Document transcript data
------------------------------------------------------------
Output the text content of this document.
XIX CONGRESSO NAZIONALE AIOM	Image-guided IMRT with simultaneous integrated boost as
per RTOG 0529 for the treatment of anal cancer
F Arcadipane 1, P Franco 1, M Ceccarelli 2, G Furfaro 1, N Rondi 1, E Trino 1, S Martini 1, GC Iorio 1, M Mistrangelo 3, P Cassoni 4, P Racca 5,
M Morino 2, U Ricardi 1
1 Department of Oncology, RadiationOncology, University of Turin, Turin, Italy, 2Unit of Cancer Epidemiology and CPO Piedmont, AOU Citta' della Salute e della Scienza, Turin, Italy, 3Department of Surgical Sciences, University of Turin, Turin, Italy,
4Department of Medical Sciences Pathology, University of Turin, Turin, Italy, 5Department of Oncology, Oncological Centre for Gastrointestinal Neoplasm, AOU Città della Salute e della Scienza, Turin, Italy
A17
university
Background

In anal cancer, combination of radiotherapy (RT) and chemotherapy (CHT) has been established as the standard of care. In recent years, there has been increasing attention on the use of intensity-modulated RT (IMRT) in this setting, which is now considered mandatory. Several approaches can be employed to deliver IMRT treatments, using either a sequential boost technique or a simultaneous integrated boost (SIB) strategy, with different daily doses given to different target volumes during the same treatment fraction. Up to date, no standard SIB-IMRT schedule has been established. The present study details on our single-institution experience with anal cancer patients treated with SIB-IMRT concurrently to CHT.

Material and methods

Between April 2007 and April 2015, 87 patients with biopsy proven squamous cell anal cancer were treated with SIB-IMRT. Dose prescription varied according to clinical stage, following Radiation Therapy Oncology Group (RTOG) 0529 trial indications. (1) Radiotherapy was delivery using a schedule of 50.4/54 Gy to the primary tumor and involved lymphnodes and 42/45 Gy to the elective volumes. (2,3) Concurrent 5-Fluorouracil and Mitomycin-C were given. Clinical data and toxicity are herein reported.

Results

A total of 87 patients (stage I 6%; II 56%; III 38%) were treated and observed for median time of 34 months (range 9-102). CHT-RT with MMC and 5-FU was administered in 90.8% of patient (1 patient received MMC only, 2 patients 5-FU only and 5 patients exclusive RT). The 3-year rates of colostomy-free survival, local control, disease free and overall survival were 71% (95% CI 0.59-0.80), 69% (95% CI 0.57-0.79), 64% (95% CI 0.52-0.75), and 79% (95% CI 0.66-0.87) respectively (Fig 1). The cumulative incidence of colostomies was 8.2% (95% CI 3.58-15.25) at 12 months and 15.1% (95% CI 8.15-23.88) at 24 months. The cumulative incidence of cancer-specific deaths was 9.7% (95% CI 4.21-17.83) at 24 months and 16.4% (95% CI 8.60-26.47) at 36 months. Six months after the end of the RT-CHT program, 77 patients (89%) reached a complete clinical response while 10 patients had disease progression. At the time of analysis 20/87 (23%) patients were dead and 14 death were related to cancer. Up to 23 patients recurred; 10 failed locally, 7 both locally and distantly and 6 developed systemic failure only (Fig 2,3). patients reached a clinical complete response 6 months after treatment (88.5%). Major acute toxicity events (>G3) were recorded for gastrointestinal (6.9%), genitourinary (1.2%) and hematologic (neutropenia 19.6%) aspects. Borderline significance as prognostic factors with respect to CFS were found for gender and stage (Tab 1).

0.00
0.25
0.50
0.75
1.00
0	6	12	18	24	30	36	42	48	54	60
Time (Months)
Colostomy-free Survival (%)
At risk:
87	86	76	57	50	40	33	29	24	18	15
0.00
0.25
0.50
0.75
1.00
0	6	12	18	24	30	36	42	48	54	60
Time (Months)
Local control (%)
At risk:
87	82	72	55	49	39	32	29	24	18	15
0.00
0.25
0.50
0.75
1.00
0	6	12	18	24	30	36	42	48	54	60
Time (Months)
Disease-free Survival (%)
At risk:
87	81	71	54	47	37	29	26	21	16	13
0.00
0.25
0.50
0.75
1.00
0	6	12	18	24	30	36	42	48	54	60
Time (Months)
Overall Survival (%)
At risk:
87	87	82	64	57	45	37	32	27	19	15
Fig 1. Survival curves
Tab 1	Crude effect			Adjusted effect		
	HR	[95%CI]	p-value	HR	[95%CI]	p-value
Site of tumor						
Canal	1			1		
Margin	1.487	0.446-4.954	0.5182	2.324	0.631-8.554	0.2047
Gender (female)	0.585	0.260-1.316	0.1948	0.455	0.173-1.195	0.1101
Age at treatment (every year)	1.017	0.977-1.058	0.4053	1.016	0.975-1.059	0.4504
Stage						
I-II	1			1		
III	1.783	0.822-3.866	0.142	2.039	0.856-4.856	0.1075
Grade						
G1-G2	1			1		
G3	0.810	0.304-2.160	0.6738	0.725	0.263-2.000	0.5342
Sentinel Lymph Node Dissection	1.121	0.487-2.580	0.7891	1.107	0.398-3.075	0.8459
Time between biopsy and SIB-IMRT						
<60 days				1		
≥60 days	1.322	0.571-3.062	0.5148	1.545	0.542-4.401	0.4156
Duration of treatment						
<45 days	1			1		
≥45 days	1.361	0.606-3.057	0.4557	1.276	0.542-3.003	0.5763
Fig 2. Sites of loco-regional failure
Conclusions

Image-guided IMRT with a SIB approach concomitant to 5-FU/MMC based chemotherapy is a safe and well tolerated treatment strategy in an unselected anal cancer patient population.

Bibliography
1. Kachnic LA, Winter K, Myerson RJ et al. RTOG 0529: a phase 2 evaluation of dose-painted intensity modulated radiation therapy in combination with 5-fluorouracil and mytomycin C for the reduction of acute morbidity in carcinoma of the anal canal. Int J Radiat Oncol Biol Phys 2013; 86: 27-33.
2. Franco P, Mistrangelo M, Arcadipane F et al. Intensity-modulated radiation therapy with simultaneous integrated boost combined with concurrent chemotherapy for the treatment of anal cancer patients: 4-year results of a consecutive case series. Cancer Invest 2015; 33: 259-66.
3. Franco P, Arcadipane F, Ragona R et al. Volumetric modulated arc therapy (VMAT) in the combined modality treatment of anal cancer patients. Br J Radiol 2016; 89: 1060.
------------------------------------------------------------
What this task involves: The entries above should be set down again exactly as they appear.

Exercise response:
Output the text content of this document.
XIX CONGRESSO NAZIONALE AIOM	Image-guided IMRT with simultaneous integrated boost as
per RTOG 0529 for the treatment of anal cancer
F Arcadipane 1, P Franco 1, M Ceccarelli 2, G Furfaro 1, N Rondi 1, E Trino 1, S Martini 1, GC Iorio 1, M Mistrangelo 3, P Cassoni 4, P Racca 5,
M Morino 2, U Ricardi 1
1 Department of Oncology, RadiationOncology, University of Turin, Turin, Italy, 2Unit of Cancer Epidemiology and CPO Piedmont, AOU Citta' della Salute e della Scienza, Turin, Italy, 3Department of Surgical Sciences, University of Turin, Turin, Italy,
4Department of Medical Sciences Pathology, University of Turin, Turin, Italy, 5Department of Oncology, Oncological Centre for Gastrointestinal Neoplasm, AOU Città della Salute e della Scienza, Turin, Italy
A17
university
Background

In anal cancer, combination of radiotherapy (RT) and chemotherapy (CHT) has been established as the standard of care. In recent years, there has been increasing attention on the use of intensity-modulated RT (IMRT) in this setting, which is now considered mandatory. Several approaches can be employed to deliver IMRT treatments, using either a sequential boost technique or a simultaneous integrated boost (SIB) strategy, with different daily doses given to different target volumes during the same treatment fraction. Up to date, no standard SIB-IMRT schedule has been established. The present study details on our single-institution experience with anal cancer patients treated with SIB-IMRT concurrently to CHT.

Material and methods

Between April 2007 and April 2015, 87 patients with biopsy proven squamous cell anal cancer were treated with SIB-IMRT. Dose prescription varied according to clinical stage, following Radiation Therapy Oncology Group (RTOG) 0529 trial indications. (1) Radiotherapy was delivery using a schedule of 50.4/54 Gy to the primary tumor and involved lymphnodes and 42/45 Gy to the elective volumes. (2,3) Concurrent 5-Fluorouracil and Mitomycin-C were given. Clinical data and toxicity are herein reported.

Results

A total of 87 patients (stage I 6%; II 56%; III 38%) were treated and observed for median time of 34 months (range 9-102). CHT-RT with MMC and 5-FU was administered in 90.8% of patient (1 patient received MMC only, 2 patients 5-FU only and 5 patients exclusive RT). The 3-year rates of colostomy-free survival, local control, disease free and overall survival were 71% (95% CI 0.59-0.80), 69% (95% CI 0.57-0.79), 64% (95% CI 0.52-0.75), and 79% (95% CI 0.66-0.87) respectively (Fig 1). The cumulative incidence of colostomies was 8.2% (95% CI 3.58-15.25) at 12 months and 15.1% (95% CI 8.15-23.88) at 24 months. The cumulative incidence of cancer-specific deaths was 9.7% (95% CI 4.21-17.83) at 24 months and 16.4% (95% CI 8.60-26.47) at 36 months. Six months after the end of the RT-CHT program, 77 patients (89%) reached a complete clinical response while 10 patients had disease progression. At the time of analysis 20/87 (23%) patients were dead and 14 death were related to cancer. Up to 23 patients recurred; 10 failed locally, 7 both locally and distantly and 6 developed systemic failure only (Fig 2,3). patients reached a clinical complete response 6 months after treatment (88.5%). Major acute toxicity events (>G3) were recorded for gastrointestinal (6.9%), genitourinary (1.2%) and hematologic (neutropenia 19.6%) aspects. Borderline significance as prognostic factors with respect to CFS were found for gender and stage (Tab 1).

0.00
0.25
0.50
0.75
1.00
0	6	12	18	24	30	36	42	48	54	60
Time (Months)
Colostomy-free Survival (%)
At risk:
87	86	76	57	50	40	33	29	24	18	15
0.00
0.25
0.50
0.75
1.00
0	6	12	18	24	30	36	42	48	54	60
Time (Months)
Local control (%)
At risk:
87	82	72	55	49	39	32	29	24	18	15
0.00
0.25
0.50
0.75
1.00
0	6	12	18	24	30	36	42	48	54	60
Time (Months)
Disease-free Survival (%)
At risk:
87	81	71	54	47	37	29	26	21	16	13
0.00
0.25
0.50
0.75
1.00
0	6	12	18	24	30	36	42	48	54	60
Time (Months)
Overall Survival (%)
At risk:
87	87	82	64	57	45	37	32	27	19	15
Fig 1. Survival curves
Tab 1	Crude effect			Adjusted effect		
	HR	[95%CI]	p-value	HR	[95%CI]	p-value
Site of tumor						
Canal	1			1		
Margin	1.487	0.446-4.954	0.5182	2.324	0.631-8.554	0.2047
Gender (female)	0.585	0.260-1.316	0.1948	0.455	0.173-1.195	0.1101
Age at treatment (every year)	1.017	0.977-1.058	0.4053	1.016	0.975-1.059	0.4504
Stage						
I-II	1			1		
III	1.783	0.822-3.866	0.142	2.039	0.856-4.856	0.1075
Grade						
G1-G2	1			1		
G3	0.810	0.304-2.160	0.6738	0.725	0.263-2.000	0.5342
Sentinel Lymph Node Dissection	1.121	0.487-2.580	0.7891	1.107	0.398-3.075	0.8459
Time between biopsy and SIB-IMRT						
<60 days				1		
≥60 days	1.322	0.571-3.062	0.5148	1.545	0.542-4.401	0.4156
Duration of treatment						
<45 days	1			1		
≥45 days	1.361	0.606-3.057	0.4557	1.276	0.542-3.003	0.5763
Fig 2. Sites of loco-regional failure
Conclusions

Image-guided IMRT with a SIB approach concomitant to 5-FU/MMC based chemotherapy is a safe and well tolerated treatment strategy in an unselected anal cancer patient population.

Bibliography
1. Kachnic LA, Winter K, Myerson RJ et al. RTOG 0529: a phase 2 evaluation of dose-painted intensity modulated radiation therapy in combination with 5-fluorouracil and mytomycin C for the reduction of acute morbidity in carcinoma of the anal canal. Int J Radiat Oncol Biol Phys 2013; 86: 27-33.
2. Franco P, Mistrangelo M, Arcadipane F et al. Intensity-modulated radiation therapy with simultaneous integrated boost combined with concurrent chemotherapy for the treatment of anal cancer patients: 4-year results of a consecutive case series. Cancer Invest 2015; 33: 259-66.
3. Franco P, Arcadipane F, Ragona R et al. Volumetric modulated arc therapy (VMAT) in the combined modality treatment of anal cancer patients. Br J Radiol 2016; 89: 1060.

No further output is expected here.